Managing the logistics of the new allocation policies

New allocation policies have not only increased the number of organ offers received by transplant centers but have also transformed the role of transplant coordination. Each organ offer requires not only careful review and conversations with the organ procurement organization (OPO), the patient, and the surgeon, but also increasingly complex transportation arrangements. As organs travel longer distances, transplant coordinators must also make decisions about whether to use a perfusion machine and, if a machine is deemed necessary, which machine is best suited to the identified mode of transportation. Thankfully, innovative solutions are springing up to meet the complex needs associated with the new allocation policies.

From donation service areas to continuous distribution

“Anything we can do to make it easier for the coordinators, I am all for,” says Megan Bell, BSN, RN, CCTC, Associate Director of Organ Transplant at Cedars-Sinai in Los Angeles, California. In 2006, she entered the transplantation field as the first supervisor of the University of California, Los Angeles ) Medical Center’s kidney transplant team. Ms Bell explains that, even 20 years ago, the job required balancing multiple factors and responding to an offer within an hour; however, the job was made easier by the smaller communities. “For so long, we really stayed in this little bubble where we collaborate with the OPOs we know,” says Ms Bell, adding that “it’s completely different from how it used to be.”

While once distributed within donation service areas defined by geographic boundaries, livers and kidneys are now allocated based on concentric circles as a transition phase before the organs are allocated via continuous distribution.1 These new approaches to allocation have made the coordinator’s job even more complex by further deemphasizing geography in organ offers. In 2023, lungs became the first organs to be allocated by continuous distribution. Such distribution paths, unbounded by geography, necessitated a corresponding increase in the ability of transplant centers to respond to an increased number of organ offers efficiently. Within months of initiating continuous distribution of lungs, the Organ Procurement and Transplantation Network put its efforts to establish continuous distribution of liver and kidney on hold as it investigated the effects of continuous distribution on organ transportation and nonutilization.

Creative solutions

“We have to be more creative,” explains Ms Bell. The transplant community is beginning to implement some of the newly developed creative solutions. One example of an innovative solution is MediGo, launched in 2020.4,5 The data analytics platform tracks the organ supply chain across the US, optimizing complex logistics from referral to recovery, including the critical movement of organs and teams. The hope is that MediGo will drive performance improvements by identifying logistics bottlenecks as well as opportunities to reduce procurement response times. In 2023, Fast Company named MediGo to its annual list of the world’s most innovative companies.

**WORK TASK:**
Can you transcribe the organ allocation article word for word, between "New allocation policies have" and "new allocation policies.", inclusive?

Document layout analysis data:
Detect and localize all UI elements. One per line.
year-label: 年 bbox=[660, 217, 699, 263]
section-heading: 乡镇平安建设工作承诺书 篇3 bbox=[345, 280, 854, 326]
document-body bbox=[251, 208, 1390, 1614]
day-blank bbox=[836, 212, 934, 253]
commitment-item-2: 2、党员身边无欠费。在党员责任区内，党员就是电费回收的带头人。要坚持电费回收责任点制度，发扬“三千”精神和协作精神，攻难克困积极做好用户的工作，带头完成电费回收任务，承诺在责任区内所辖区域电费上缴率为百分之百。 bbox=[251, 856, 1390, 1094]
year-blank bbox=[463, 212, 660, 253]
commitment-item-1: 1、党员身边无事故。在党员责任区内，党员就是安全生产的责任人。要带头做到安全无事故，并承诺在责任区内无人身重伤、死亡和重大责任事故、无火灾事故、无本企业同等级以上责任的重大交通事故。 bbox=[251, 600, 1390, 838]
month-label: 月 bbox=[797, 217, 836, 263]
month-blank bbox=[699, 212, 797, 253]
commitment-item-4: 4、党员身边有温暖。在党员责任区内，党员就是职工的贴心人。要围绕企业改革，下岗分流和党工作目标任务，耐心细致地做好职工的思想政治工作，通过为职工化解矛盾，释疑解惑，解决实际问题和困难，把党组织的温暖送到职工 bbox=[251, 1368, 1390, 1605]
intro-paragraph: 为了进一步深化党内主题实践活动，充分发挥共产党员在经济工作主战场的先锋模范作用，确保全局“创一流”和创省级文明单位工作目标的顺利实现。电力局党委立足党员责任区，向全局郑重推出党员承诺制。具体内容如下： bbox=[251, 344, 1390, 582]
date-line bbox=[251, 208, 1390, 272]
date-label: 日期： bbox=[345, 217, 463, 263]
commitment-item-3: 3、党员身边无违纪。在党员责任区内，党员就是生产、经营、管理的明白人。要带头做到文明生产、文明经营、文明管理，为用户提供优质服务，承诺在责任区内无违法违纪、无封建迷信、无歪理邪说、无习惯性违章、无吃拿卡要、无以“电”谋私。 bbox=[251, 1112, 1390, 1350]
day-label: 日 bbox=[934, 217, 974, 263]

**TASK OUTPUT:**
New allocation policies have not only increased the number of organ offers received by transplant centers but have also transformed the role of transplant coordination. Each organ offer requires not only careful review and conversations with the organ procurement organization (OPO), the patient, and the surgeon, but also increasingly complex transportation arrangements. As organs travel longer distances, transplant coordinators must also make decisions about whether to use a perfusion machine and, if a machine is deemed necessary, which machine is best suited to the identified mode of transportation. Thankfully, innovative solutions are springing up to meet the complex needs associated with the new allocation policies.